### DATA SHOWN

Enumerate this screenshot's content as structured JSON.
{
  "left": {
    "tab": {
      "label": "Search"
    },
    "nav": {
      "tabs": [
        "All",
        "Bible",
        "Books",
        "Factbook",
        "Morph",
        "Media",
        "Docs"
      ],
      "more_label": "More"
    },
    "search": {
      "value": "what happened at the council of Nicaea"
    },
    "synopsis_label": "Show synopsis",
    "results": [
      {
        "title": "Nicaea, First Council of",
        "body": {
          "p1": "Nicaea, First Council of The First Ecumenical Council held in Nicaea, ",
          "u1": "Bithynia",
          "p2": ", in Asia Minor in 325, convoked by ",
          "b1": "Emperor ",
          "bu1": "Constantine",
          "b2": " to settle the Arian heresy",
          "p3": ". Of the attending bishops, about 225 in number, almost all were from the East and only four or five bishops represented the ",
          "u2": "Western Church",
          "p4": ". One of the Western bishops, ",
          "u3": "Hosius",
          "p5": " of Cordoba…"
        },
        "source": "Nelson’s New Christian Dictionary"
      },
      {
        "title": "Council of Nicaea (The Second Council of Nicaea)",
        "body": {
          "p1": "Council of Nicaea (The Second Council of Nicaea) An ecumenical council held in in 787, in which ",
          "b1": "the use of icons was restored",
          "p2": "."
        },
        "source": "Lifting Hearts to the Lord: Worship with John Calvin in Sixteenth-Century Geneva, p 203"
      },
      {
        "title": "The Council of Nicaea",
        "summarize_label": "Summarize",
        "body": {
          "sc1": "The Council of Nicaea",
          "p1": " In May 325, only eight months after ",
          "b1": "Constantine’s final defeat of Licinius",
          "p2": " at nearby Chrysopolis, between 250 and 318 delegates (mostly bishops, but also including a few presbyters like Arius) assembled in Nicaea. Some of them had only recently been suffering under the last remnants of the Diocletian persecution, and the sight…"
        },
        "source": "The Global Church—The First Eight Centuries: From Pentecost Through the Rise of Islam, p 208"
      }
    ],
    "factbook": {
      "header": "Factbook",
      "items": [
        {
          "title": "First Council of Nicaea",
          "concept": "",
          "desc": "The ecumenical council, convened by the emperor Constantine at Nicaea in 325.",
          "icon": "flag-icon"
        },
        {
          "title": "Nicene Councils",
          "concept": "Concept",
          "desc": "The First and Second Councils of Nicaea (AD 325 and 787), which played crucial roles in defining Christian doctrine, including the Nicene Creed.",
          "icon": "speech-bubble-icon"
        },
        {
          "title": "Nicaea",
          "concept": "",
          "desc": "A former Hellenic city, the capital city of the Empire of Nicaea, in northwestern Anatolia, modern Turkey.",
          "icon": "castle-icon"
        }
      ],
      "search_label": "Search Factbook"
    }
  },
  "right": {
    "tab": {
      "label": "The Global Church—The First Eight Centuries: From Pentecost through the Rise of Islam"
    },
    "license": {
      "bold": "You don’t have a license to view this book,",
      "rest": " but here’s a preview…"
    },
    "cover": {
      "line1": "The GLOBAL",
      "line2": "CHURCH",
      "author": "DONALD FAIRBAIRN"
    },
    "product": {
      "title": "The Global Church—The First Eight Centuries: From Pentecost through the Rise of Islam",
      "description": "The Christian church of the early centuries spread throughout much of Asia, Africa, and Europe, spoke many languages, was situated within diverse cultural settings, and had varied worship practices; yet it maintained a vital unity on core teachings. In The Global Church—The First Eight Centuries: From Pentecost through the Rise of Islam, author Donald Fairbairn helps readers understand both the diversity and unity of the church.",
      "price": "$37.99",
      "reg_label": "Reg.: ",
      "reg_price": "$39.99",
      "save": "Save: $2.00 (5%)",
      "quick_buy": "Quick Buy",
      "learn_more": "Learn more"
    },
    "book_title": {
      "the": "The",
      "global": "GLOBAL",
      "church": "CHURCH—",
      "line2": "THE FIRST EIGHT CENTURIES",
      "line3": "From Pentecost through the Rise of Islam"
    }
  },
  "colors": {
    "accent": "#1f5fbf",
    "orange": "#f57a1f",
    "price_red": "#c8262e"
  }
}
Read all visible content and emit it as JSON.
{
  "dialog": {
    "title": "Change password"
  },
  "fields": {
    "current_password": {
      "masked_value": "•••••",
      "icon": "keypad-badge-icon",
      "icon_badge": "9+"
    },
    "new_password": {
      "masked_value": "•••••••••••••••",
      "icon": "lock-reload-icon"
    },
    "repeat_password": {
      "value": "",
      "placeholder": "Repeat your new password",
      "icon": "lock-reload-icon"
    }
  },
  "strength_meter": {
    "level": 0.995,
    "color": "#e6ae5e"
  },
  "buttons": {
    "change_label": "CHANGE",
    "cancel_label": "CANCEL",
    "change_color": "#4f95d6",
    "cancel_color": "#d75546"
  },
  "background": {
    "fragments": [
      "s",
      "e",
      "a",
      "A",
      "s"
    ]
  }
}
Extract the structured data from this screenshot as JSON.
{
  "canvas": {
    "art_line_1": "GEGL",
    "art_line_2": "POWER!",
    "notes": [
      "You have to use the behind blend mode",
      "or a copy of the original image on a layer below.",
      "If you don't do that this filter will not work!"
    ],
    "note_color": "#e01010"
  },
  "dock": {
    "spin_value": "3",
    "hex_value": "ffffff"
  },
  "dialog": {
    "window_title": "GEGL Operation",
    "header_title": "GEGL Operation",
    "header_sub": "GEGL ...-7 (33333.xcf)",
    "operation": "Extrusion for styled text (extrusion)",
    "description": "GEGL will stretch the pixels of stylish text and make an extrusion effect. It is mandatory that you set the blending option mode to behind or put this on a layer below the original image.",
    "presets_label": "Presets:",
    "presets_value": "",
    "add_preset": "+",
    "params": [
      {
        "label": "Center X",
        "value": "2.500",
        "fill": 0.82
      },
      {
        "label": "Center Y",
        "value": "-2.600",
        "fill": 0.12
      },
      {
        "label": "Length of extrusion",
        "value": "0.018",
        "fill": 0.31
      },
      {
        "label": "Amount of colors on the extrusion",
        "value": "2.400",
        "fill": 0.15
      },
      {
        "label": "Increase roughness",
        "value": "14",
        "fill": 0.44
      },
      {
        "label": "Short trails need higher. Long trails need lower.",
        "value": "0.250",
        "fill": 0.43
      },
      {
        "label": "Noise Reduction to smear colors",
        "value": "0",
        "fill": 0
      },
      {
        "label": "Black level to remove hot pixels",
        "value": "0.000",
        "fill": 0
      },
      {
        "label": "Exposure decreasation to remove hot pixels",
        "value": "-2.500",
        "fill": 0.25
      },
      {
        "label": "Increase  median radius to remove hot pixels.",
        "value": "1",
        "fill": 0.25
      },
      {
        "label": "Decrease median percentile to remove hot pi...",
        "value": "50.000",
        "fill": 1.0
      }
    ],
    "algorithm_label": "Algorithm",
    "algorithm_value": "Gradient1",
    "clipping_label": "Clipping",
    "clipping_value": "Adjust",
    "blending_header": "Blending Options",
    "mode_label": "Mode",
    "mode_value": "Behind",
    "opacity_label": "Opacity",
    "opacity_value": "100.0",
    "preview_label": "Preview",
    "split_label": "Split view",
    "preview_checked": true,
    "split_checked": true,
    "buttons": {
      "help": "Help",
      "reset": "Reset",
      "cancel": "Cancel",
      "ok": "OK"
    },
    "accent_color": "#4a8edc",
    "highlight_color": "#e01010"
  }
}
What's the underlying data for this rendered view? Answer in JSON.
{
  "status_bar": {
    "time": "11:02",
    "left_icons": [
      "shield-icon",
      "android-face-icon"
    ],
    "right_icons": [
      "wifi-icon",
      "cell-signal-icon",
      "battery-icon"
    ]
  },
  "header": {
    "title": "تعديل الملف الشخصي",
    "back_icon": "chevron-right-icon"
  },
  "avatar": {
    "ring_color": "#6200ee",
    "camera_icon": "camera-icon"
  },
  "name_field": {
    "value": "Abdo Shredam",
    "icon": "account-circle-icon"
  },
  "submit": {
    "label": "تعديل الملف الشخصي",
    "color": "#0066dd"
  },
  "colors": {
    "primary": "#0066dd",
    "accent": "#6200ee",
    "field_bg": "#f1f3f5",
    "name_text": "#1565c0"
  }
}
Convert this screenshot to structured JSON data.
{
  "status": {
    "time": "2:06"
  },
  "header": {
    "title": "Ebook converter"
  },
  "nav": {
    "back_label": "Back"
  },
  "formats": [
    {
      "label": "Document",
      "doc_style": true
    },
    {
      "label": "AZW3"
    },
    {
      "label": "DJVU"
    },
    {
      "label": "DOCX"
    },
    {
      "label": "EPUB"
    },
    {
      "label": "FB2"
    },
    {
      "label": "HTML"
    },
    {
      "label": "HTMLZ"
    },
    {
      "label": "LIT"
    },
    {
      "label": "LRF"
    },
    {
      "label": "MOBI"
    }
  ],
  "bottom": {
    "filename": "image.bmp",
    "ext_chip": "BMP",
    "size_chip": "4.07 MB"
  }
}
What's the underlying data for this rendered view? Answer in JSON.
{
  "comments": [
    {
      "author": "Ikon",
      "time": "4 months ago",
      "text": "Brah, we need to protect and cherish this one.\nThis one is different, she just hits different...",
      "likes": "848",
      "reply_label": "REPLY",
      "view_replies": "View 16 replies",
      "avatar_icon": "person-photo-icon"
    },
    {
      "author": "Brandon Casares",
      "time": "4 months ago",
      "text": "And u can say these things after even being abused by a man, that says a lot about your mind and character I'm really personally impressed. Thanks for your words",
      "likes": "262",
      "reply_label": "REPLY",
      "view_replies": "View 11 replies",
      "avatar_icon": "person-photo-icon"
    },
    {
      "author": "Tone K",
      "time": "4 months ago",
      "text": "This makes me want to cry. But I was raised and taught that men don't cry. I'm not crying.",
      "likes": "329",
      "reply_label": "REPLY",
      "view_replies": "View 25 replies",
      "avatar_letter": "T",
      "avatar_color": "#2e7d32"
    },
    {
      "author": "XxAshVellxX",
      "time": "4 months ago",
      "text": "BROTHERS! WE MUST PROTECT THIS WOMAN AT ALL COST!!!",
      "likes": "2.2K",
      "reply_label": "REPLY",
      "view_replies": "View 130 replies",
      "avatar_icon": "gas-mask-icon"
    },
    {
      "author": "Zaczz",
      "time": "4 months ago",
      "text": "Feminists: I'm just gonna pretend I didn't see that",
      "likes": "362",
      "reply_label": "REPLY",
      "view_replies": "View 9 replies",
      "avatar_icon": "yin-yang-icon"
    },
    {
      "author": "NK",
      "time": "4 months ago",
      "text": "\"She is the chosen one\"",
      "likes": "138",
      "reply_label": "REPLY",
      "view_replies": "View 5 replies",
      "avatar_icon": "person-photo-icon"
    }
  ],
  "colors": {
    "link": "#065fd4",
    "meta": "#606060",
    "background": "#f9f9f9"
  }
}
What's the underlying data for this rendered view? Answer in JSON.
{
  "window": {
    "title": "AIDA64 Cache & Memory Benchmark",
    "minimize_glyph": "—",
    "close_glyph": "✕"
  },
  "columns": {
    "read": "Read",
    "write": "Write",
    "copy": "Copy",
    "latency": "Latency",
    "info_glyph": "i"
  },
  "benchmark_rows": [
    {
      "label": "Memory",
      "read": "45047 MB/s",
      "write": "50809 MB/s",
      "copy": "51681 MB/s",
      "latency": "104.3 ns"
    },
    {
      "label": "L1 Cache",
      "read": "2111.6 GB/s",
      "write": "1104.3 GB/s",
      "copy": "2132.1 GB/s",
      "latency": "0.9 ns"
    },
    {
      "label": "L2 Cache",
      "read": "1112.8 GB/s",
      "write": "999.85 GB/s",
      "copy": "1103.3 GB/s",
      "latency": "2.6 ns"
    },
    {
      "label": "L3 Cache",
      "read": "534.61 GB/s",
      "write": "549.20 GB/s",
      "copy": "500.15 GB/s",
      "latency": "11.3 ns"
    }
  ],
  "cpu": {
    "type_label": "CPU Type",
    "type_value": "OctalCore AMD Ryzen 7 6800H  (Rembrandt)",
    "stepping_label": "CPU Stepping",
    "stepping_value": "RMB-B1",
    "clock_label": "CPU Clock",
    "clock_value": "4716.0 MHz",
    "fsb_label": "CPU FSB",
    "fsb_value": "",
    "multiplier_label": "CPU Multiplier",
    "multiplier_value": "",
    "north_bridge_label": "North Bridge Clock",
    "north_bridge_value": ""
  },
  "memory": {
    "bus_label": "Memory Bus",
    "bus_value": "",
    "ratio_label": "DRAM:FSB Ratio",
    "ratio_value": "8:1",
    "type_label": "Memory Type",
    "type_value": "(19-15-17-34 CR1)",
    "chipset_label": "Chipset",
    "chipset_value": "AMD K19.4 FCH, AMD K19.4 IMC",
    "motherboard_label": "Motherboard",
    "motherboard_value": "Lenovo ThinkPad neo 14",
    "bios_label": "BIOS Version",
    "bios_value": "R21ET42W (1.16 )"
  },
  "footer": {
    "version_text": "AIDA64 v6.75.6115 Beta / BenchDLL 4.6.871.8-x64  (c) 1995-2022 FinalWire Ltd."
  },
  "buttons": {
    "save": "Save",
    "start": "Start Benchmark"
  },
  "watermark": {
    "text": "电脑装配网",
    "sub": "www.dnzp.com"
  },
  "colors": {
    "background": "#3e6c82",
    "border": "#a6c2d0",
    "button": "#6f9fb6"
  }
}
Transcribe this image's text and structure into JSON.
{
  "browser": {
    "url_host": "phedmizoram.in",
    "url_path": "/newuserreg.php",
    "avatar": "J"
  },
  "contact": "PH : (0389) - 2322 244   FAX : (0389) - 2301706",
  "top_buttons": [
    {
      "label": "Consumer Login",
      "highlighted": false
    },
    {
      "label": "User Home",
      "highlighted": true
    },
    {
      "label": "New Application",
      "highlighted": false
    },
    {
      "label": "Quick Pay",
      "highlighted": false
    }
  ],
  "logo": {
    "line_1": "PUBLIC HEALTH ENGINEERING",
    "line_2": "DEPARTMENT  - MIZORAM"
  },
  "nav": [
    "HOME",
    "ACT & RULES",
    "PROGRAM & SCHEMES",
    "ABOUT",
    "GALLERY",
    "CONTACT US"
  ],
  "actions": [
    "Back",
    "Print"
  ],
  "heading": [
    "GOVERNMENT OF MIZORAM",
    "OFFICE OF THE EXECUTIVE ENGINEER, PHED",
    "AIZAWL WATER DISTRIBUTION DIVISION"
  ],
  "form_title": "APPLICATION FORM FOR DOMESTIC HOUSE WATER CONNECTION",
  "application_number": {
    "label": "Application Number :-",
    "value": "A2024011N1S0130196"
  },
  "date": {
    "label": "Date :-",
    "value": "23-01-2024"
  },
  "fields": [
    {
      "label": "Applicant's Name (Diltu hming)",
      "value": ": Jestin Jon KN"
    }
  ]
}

### THE EXERCISE
Pull out each line holding the string "your".

### TASK RESPONSE
      "placeholder": "Repeat your new password",
      "text": "And u can say these things after even being abused by a man, that says a lot about your mind and character I'm really personally impressed. Thanks for your words",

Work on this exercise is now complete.